§ **Problem 1**: Translate this sentence from the lottery article into Spanish: "However, the father of four claims that he has not made any alterations and swears that he is no cheat."

UK National Lottery Refuses To Pay Due To Altered Scratch Card

Updated On Dec 14, 2018 by David Nugent

Eric Walker & Amanda EmmadiThe UK National Lottery refused to pay the top prize of £200,000 to Eric Walker, an unemployed 56-year-old man, on grounds that he altered one of the co-ordinates of his scratch card.

However, the father of four claims that he has not made any alterations and swears that he is no cheat.

Walker says that he got three matching symbols when he scratched his scratch card and presented it as it was for verification.

The man purchased the National Lottery’s Pharaoh’s Fortune Scratch Card, which is available at the rate of £3-a-time.

Each scratch card has a set of 16 co-ordinates, on the basis of which players have to scratch off cards so that they can match symbols and win a prize.

According to Camelot, the organizer of the lottery, one of the co-ordinates on Walker’s card was intentionally “altered.” In an email to Walker, the customer care team of the National Lottery stated that they could not authorize the payout as the scratch card presented was not a winner since it appeared that co-ordinate E5 on the scratch card grid was indeed F5.

§ **Problem 2**: Transcribe the part of the entries below that opens with the line containing "Find all labels, buttons, inputs, and" and closes with the line containing "series-line-ar2ocmt1 — [55, 160, 1011, 374]". Leave the pictures out.

§ **Extracted material**:
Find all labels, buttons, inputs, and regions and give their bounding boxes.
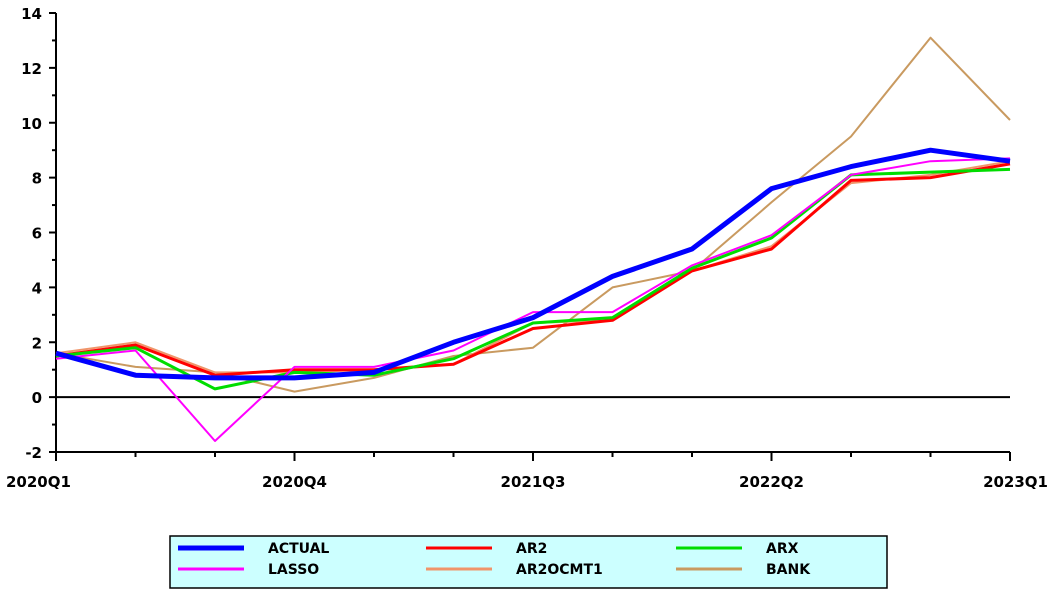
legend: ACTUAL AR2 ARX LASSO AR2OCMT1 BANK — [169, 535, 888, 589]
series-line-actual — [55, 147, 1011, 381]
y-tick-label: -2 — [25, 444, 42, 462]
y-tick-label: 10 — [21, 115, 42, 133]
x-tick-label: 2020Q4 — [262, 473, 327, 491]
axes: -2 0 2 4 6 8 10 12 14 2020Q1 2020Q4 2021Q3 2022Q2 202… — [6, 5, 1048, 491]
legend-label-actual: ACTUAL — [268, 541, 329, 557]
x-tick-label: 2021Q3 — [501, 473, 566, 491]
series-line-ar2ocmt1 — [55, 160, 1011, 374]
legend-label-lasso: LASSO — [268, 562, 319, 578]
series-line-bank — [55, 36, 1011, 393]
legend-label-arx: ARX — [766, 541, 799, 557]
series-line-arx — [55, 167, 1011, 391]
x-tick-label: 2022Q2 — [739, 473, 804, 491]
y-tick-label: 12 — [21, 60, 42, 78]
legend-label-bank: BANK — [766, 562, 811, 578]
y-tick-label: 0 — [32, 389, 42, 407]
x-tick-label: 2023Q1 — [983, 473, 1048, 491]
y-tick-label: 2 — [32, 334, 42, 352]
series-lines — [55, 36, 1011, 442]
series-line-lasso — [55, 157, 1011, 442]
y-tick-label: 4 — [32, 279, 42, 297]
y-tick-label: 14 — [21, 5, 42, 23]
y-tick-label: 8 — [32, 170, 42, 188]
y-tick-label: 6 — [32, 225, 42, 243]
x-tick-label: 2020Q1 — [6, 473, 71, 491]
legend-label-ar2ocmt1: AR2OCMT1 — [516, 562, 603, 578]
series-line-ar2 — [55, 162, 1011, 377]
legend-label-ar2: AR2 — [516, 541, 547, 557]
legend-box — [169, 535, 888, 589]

--

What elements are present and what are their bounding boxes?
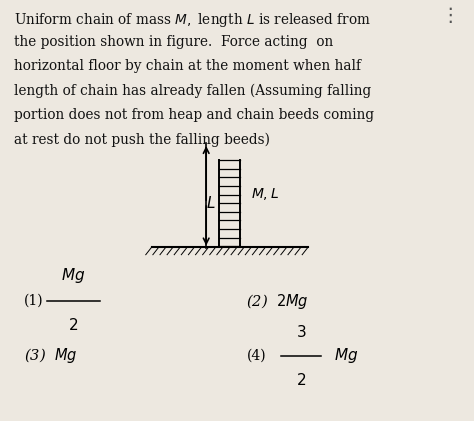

§ **Problem solution 1**: Sin embargo, el padre de cuatro hijos afirma que no ha hecho ninguna alteración y jura que no es un tramposo.

§ **Problem solution 2**:
Find all labels, buttons, inputs, and regions and give their bounding boxes.
legend: ACTUAL AR2 ARX LASSO AR2OCMT1 BANK — [169, 535, 888, 589]
series-line-actual — [55, 147, 1011, 381]
y-tick-label: -2 — [25, 444, 42, 462]
y-tick-label: 10 — [21, 115, 42, 133]
x-tick-label: 2020Q4 — [262, 473, 327, 491]
axes: -2 0 2 4 6 8 10 12 14 2020Q1 2020Q4 2021Q3 2022Q2 202… — [6, 5, 1048, 491]
legend-label-actual: ACTUAL — [268, 541, 329, 557]
x-tick-label: 2021Q3 — [501, 473, 566, 491]
series-line-ar2ocmt1 — [55, 160, 1011, 374]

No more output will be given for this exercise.